Work to be completed = Output the entries exactly as they appear. Pictures should not be included.

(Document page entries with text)
********
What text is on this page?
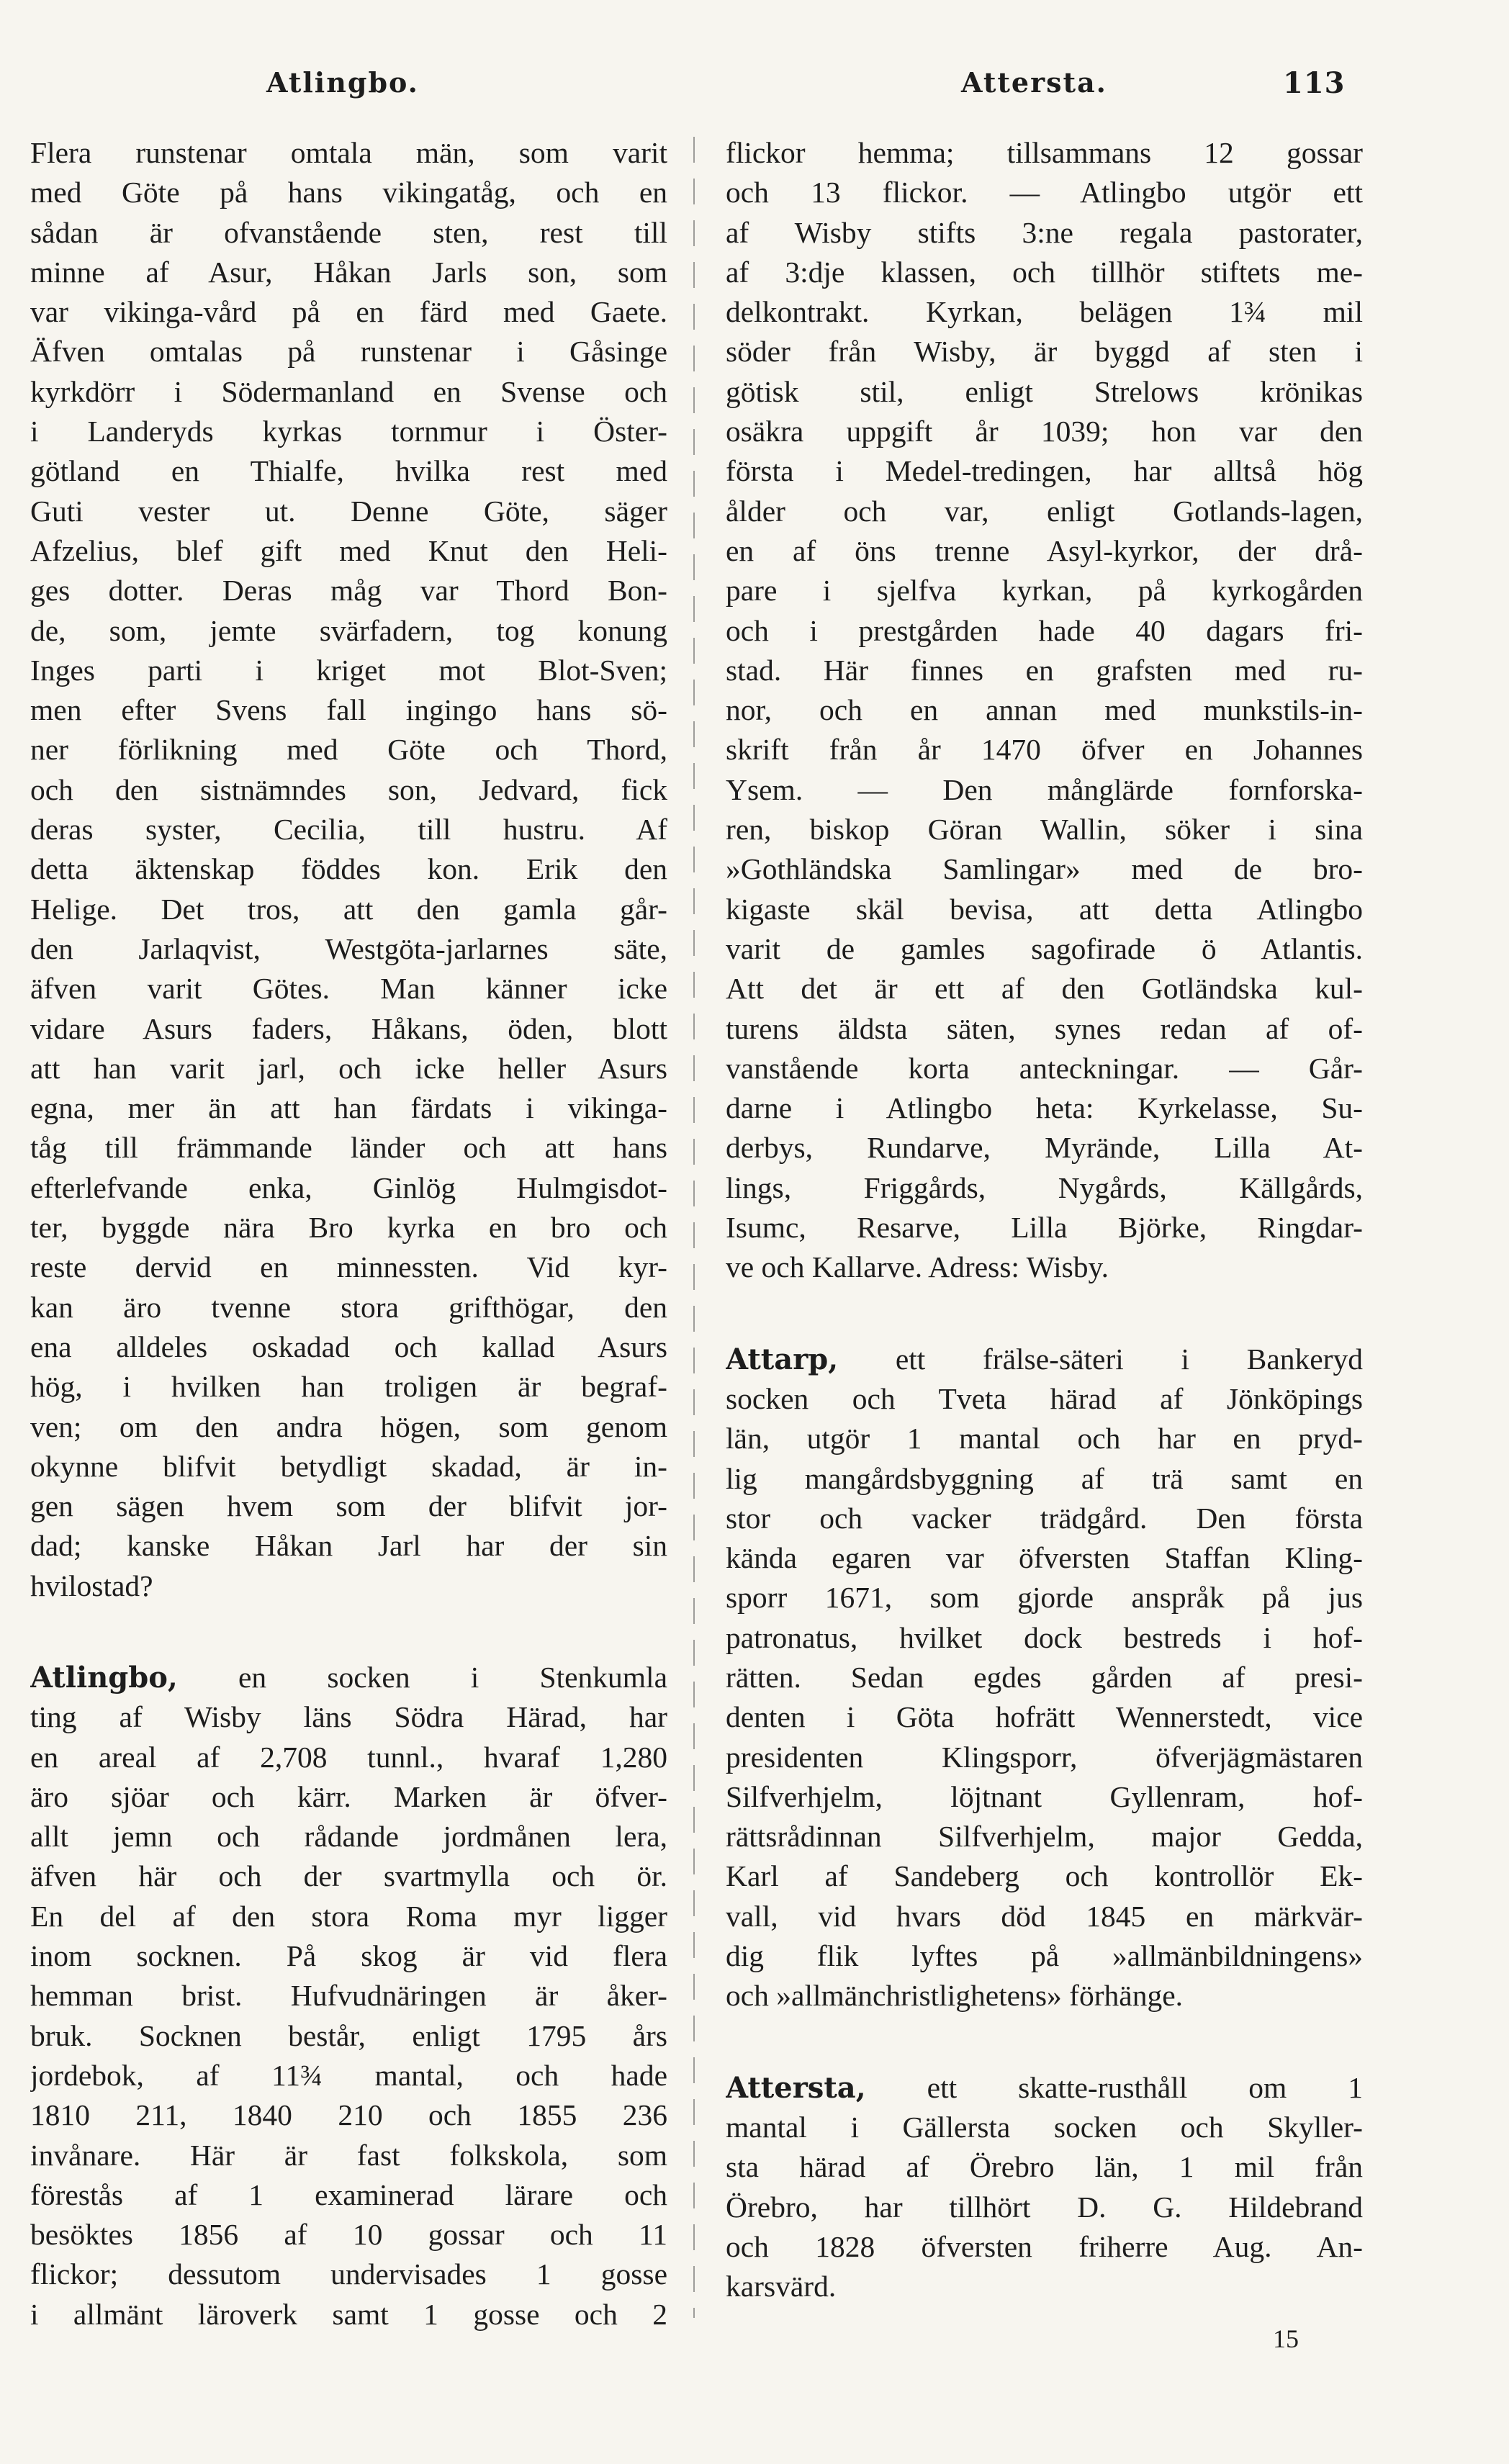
Atlingbo.	Attersta.	113
Flera runstenar omtala män, som varit
med Göte på hans vikingatåg, och en
sådan är ofvanstående sten, rest till
minne af Asur, Håkan Jarls son, som
var vikinga-vård på en färd med Gaete.
Äfven omtalas på runstenar i Gåsinge
kyrkdörr i Södermanland en Svense och
i Landeryds kyrkas tornmur i Öster-
götland en Thialfe, hvilka rest med
Guti vester ut. Denne Göte, säger
Afzelius, blef gift med Knut den Heli-
ges dotter. Deras måg var Thord Bon-
de, som, jemte svärfadern, tog konung
Inges parti i kriget mot Blot-Sven;
men efter Svens fall ingingo hans sö-
ner förlikning med Göte och Thord,
och den sistnämndes son, Jedvard, fick
deras syster, Cecilia, till hustru. Af
detta äktenskap föddes kon. Erik den
Helige. Det tros, att den gamla går-
den Jarlaqvist, Westgöta-jarlarnes säte,
äfven varit Götes. Man känner icke
vidare Asurs faders, Håkans, öden, blott
att han varit jarl, och icke heller Asurs
egna, mer än att han färdats i vikinga-
tåg till främmande länder och att hans
efterlefvande enka, Ginlög Hulmgisdot-
ter, byggde nära Bro kyrka en bro och
reste dervid en minnessten. Vid kyr-
kan äro tvenne stora grifthögar, den
ena alldeles oskadad och kallad Asurs
hög, i hvilken han troligen är begraf-
ven; om den andra högen, som genom
okynne blifvit betydligt skadad, är in-
gen sägen hvem som der blifvit jor-
dad; kanske Håkan Jarl har der sin
hvilostad?
Atlingbo, en socken i Stenkumla
ting af Wisby läns Södra Härad, har
en areal af 2,708 tunnl., hvaraf 1,280
äro sjöar och kärr. Marken är öfver-
allt jemn och rådande jordmånen lera,
äfven här och der svartmylla och ör.
En del af den stora Roma myr ligger
inom socknen. På skog är vid flera
hemman brist. Hufvudnäringen är åker-
bruk. Socknen består, enligt 1795 års
jordebok, af 11¾ mantal, och hade
1810 211, 1840 210 och 1855 236
invånare. Här är fast folkskola, som
förestås af 1 examinerad lärare och
besöktes 1856 af 10 gossar och 11
flickor; dessutom undervisades 1 gosse
i allmänt läroverk samt 1 gosse och 2
flickor hemma; tillsammans 12 gossar
och 13 flickor. — Atlingbo utgör ett
af Wisby stifts 3:ne regala pastorater,
af 3:dje klassen, och tillhör stiftets me-
delkontrakt. Kyrkan, belägen 1¾ mil
söder från Wisby, är byggd af sten i
götisk stil, enligt Strelows krönikas
osäkra uppgift år 1039; hon var den
första i Medel-tredingen, har alltså hög
ålder och var, enligt Gotlands-lagen,
en af öns trenne Asyl-kyrkor, der drå-
pare i sjelfva kyrkan, på kyrkogården
och i prestgården hade 40 dagars fri-
stad. Här finnes en grafsten med ru-
nor, och en annan med munkstils-in-
skrift från år 1470 öfver en Johannes
Ysem. — Den månglärde fornforska-
ren, biskop Göran Wallin, söker i sina
»Gothländska Samlingar» med de bro-
kigaste skäl bevisa, att detta Atlingbo
varit de gamles sagofirade ö Atlantis.
Att det är ett af den Gotländska kul-
turens äldsta säten, synes redan af of-
vanstående korta anteckningar. — Går-
darne i Atlingbo heta: Kyrkelasse, Su-
derbys, Rundarve, Myrände, Lilla At-
lings, Friggårds, Nygårds, Källgårds,
Isumc, Resarve, Lilla Björke, Ringdar-
ve och Kallarve. Adress: Wisby.
Attarp, ett frälse-säteri i Bankeryd
socken och Tveta härad af Jönköpings
län, utgör 1 mantal och har en pryd-
lig mangårdsbyggning af trä samt en
stor och vacker trädgård. Den första
kända egaren var öfversten Staffan Kling-
sporr 1671, som gjorde anspråk på jus
patronatus, hvilket dock bestreds i hof-
rätten. Sedan egdes gården af presi-
denten i Göta hofrätt Wennerstedt, vice
presidenten Klingsporr, öfverjägmästaren
Silfverhjelm, löjtnant Gyllenram, hof-
rättsrådinnan Silfverhjelm, major Gedda,
Karl af Sandeberg och kontrollör Ek-
vall, vid hvars död 1845 en märkvär-
dig flik lyftes på »allmänbildningens»
och »allmänchristlighetens» förhänge.
Attersta, ett skatte-rusthåll om 1
mantal i Gällersta socken och Skyller-
sta härad af Örebro län, 1 mil från
Örebro, har tillhört D. G. Hildebrand
och 1828 öfversten friherre Aug. An-
karsvärd.
15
********
Reply to the exercise =
What text is on this page?
Atlingbo.	Attersta.	113
Flera runstenar omtala män, som varit
med Göte på hans vikingatåg, och en
sådan är ofvanstående sten, rest till
minne af Asur, Håkan Jarls son, som
var vikinga-vård på en färd med Gaete.
Äfven omtalas på runstenar i Gåsinge
kyrkdörr i Södermanland en Svense och
i Landeryds kyrkas tornmur i Öster-
götland en Thialfe, hvilka rest med
Guti vester ut. Denne Göte, säger
Afzelius, blef gift med Knut den Heli-
ges dotter. Deras måg var Thord Bon-
de, som, jemte svärfadern, tog konung
Inges parti i kriget mot Blot-Sven;
men efter Svens fall ingingo hans sö-
ner förlikning med Göte och Thord,
och den sistnämndes son, Jedvard, fick
deras syster, Cecilia, till hustru. Af
detta äktenskap föddes kon. Erik den
Helige. Det tros, att den gamla går-
den Jarlaqvist, Westgöta-jarlarnes säte,
äfven varit Götes. Man känner icke
vidare Asurs faders, Håkans, öden, blott
att han varit jarl, och icke heller Asurs
egna, mer än att han färdats i vikinga-
tåg till främmande länder och att hans
efterlefvande enka, Ginlög Hulmgisdot-
ter, byggde nära Bro kyrka en bro och
reste dervid en minnessten. Vid kyr-
kan äro tvenne stora grifthögar, den
ena alldeles oskadad och kallad Asurs
hög, i hvilken han troligen är begraf-
ven; om den andra högen, som genom
okynne blifvit betydligt skadad, är in-
gen sägen hvem som der blifvit jor-
dad; kanske Håkan Jarl har der sin
hvilostad?
Atlingbo, en socken i Stenkumla
ting af Wisby läns Södra Härad, har
en areal af 2,708 tunnl., hvaraf 1,280
äro sjöar och kärr. Marken är öfver-
allt jemn och rådande jordmånen lera,
äfven här och der svartmylla och ör.
En del af den stora Roma myr ligger
inom socknen. På skog är vid flera
hemman brist. Hufvudnäringen är åker-
bruk. Socknen består, enligt 1795 års
jordebok, af 11¾ mantal, och hade
1810 211, 1840 210 och 1855 236
invånare. Här är fast folkskola, som
förestås af 1 examinerad lärare och
besöktes 1856 af 10 gossar och 11
flickor; dessutom undervisades 1 gosse
i allmänt läroverk samt 1 gosse och 2
flickor hemma; tillsammans 12 gossar
och 13 flickor. — Atlingbo utgör ett
af Wisby stifts 3:ne regala pastorater,
af 3:dje klassen, och tillhör stiftets me-
delkontrakt. Kyrkan, belägen 1¾ mil
söder från Wisby, är byggd af sten i
götisk stil, enligt Strelows krönikas
osäkra uppgift år 1039; hon var den
första i Medel-tredingen, har alltså hög
ålder och var, enligt Gotlands-lagen,
en af öns trenne Asyl-kyrkor, der drå-
pare i sjelfva kyrkan, på kyrkogården
och i prestgården hade 40 dagars fri-
stad. Här finnes en grafsten med ru-
nor, och en annan med munkstils-in-
skrift från år 1470 öfver en Johannes
Ysem. — Den månglärde fornforska-
ren, biskop Göran Wallin, söker i sina
»Gothländska Samlingar» med de bro-
kigaste skäl bevisa, att detta Atlingbo
varit de gamles sagofirade ö Atlantis.
Att det är ett af den Gotländska kul-
turens äldsta säten, synes redan af of-
vanstående korta anteckningar. — Går-
darne i Atlingbo heta: Kyrkelasse, Su-
derbys, Rundarve, Myrände, Lilla At-
lings, Friggårds, Nygårds, Källgårds,
Isumc, Resarve, Lilla Björke, Ringdar-
ve och Kallarve. Adress: Wisby.
Attarp, ett frälse-säteri i Bankeryd
socken och Tveta härad af Jönköpings
län, utgör 1 mantal och har en pryd-
lig mangårdsbyggning af trä samt en
stor och vacker trädgård. Den första
kända egaren var öfversten Staffan Kling-
sporr 1671, som gjorde anspråk på jus
patronatus, hvilket dock bestreds i hof-
rätten. Sedan egdes gården af presi-
denten i Göta hofrätt Wennerstedt, vice
presidenten Klingsporr, öfverjägmästaren
Silfverhjelm, löjtnant Gyllenram, hof-
rättsrådinnan Silfverhjelm, major Gedda,
Karl af Sandeberg och kontrollör Ek-
vall, vid hvars död 1845 en märkvär-
dig flik lyftes på »allmänbildningens»
och »allmänchristlighetens» förhänge.
Attersta, ett skatte-rusthåll om 1
mantal i Gällersta socken och Skyller-
sta härad af Örebro län, 1 mil från
Örebro, har tillhört D. G. Hildebrand
och 1828 öfversten friherre Aug. An-
karsvärd.
15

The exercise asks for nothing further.